— SUPPLIED RECORDS —

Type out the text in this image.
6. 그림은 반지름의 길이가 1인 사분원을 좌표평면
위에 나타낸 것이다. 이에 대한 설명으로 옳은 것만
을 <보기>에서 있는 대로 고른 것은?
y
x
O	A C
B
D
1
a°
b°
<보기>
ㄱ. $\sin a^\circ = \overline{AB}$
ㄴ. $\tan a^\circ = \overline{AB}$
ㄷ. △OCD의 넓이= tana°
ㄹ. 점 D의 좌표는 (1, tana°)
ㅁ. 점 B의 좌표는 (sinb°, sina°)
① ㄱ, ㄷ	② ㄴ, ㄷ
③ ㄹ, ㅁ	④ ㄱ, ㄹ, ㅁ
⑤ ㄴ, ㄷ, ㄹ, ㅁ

— WORK INSTRUCTIONS —
Set down every record above exactly as given.

— TASK ANSWER —
Type out the text in this image.
6. 그림은 반지름의 길이가 1인 사분원을 좌표평면
위에 나타낸 것이다. 이에 대한 설명으로 옳은 것만
을 <보기>에서 있는 대로 고른 것은?
y
x
O	A C
B
D
1
a°
b°
<보기>
ㄱ. $\sin a^\circ = \overline{AB}$
ㄴ. $\tan a^\circ = \overline{AB}$
ㄷ. △OCD의 넓이= tana°
ㄹ. 점 D의 좌표는 (1, tana°)
ㅁ. 점 B의 좌표는 (sinb°, sina°)
① ㄱ, ㄷ	② ㄴ, ㄷ
③ ㄹ, ㅁ	④ ㄱ, ㄹ, ㅁ
⑤ ㄴ, ㄷ, ㄹ, ㅁ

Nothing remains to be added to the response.